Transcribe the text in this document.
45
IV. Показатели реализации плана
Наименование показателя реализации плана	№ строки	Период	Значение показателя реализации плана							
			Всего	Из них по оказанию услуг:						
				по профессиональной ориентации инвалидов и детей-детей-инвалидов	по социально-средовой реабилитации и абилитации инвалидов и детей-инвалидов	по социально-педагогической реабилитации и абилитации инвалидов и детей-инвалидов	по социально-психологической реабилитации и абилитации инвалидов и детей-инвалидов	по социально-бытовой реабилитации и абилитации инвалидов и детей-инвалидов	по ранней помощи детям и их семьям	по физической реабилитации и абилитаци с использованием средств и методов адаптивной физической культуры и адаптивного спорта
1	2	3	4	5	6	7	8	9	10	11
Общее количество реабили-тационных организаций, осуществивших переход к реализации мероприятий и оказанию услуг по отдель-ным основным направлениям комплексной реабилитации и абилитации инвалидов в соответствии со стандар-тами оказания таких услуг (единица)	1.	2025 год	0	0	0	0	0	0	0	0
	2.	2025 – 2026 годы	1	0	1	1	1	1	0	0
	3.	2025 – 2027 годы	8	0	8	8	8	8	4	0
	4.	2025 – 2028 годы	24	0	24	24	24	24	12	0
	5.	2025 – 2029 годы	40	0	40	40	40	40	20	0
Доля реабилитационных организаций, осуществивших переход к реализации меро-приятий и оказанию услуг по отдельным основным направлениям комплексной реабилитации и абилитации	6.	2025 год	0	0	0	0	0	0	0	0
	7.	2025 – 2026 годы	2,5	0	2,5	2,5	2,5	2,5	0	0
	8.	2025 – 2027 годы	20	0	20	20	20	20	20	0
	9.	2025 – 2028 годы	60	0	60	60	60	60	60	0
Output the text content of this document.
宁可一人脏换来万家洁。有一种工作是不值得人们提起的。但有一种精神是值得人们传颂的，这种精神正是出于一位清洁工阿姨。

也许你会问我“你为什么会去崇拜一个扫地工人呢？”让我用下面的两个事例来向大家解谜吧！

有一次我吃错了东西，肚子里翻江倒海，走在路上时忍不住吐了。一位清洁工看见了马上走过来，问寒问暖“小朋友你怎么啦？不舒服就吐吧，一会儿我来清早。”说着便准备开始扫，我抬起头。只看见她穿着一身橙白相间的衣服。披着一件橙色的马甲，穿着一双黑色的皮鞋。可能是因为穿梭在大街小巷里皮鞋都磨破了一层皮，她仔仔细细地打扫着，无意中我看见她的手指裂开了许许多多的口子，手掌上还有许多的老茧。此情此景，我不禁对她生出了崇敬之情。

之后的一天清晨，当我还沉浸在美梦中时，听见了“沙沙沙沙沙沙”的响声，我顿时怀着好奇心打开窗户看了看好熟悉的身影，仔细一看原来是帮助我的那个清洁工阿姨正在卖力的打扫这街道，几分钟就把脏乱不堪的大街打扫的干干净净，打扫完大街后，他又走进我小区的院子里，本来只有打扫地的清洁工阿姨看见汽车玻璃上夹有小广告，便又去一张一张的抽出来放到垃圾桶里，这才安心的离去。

▶ What to do: Extract the full listing above without alteration.

▶ The result:
Transcribe the text in this document.
45
IV. Показатели реализации плана
Наименование показателя реализации плана	№ строки	Период	Значение показателя реализации плана							
			Всего	Из них по оказанию услуг:						
				по профессиональной ориентации инвалидов и детей-детей-инвалидов	по социально-средовой реабилитации и абилитации инвалидов и детей-инвалидов	по социально-педагогической реабилитации и абилитации инвалидов и детей-инвалидов	по социально-психологической реабилитации и абилитации инвалидов и детей-инвалидов	по социально-бытовой реабилитации и абилитации инвалидов и детей-инвалидов	по ранней помощи детям и их семьям	по физической реабилитации и абилитаци с использованием средств и методов адаптивной физической культуры и адаптивного спорта
1	2	3	4	5	6	7	8	9	10	11
Общее количество реабили-тационных организаций, осуществивших переход к реализации мероприятий и оказанию услуг по отдель-ным основным направлениям комплексной реабилитации и абилитации инвалидов в соответствии со стандар-тами оказания таких услуг (единица)	1.	2025 год	0	0	0	0	0	0	0	0
	2.	2025 – 2026 годы	1	0	1	1	1	1	0	0
	3.	2025 – 2027 годы	8	0	8	8	8	8	4	0
	4.	2025 – 2028 годы	24	0	24	24	24	24	12	0
	5.	2025 – 2029 годы	40	0	40	40	40	40	20	0
Доля реабилитационных организаций, осуществивших переход к реализации меро-приятий и оказанию услуг по отдельным основным направлениям комплексной реабилитации и абилитации	6.	2025 год	0	0	0	0	0	0	0	0
	7.	2025 – 2026 годы	2,5	0	2,5	2,5	2,5	2,5	0	0
	8.	2025 – 2027 годы	20	0	20	20	20	20	20	0
	9.	2025 – 2028 годы	60	0	60	60	60	60	60	0
Output the text content of this document.
宁可一人脏换来万家洁。有一种工作是不值得人们提起的。但有一种精神是值得人们传颂的，这种精神正是出于一位清洁工阿姨。

也许你会问我“你为什么会去崇拜一个扫地工人呢？”让我用下面的两个事例来向大家解谜吧！

有一次我吃错了东西，肚子里翻江倒海，走在路上时忍不住吐了。一位清洁工看见了马上走过来，问寒问暖“小朋友你怎么啦？不舒服就吐吧，一会儿我来清早。”说着便准备开始扫，我抬起头。只看见她穿着一身橙白相间的衣服。披着一件橙色的马甲，穿着一双黑色的皮鞋。可能是因为穿梭在大街小巷里皮鞋都磨破了一层皮，她仔仔细细地打扫着，无意中我看见她的手指裂开了许许多多的口子，手掌上还有许多的老茧。此情此景，我不禁对她生出了崇敬之情。

之后的一天清晨，当我还沉浸在美梦中时，听见了“沙沙沙沙沙沙”的响声，我顿时怀着好奇心打开窗户看了看好熟悉的身影，仔细一看原来是帮助我的那个清洁工阿姨正在卖力的打扫这街道，几分钟就把脏乱不堪的大街打扫的干干净净，打扫完大街后，他又走进我小区的院子里，本来只有打扫地的清洁工阿姨看见汽车玻璃上夹有小广告，便又去一张一张的抽出来放到垃圾桶里，这才安心的离去。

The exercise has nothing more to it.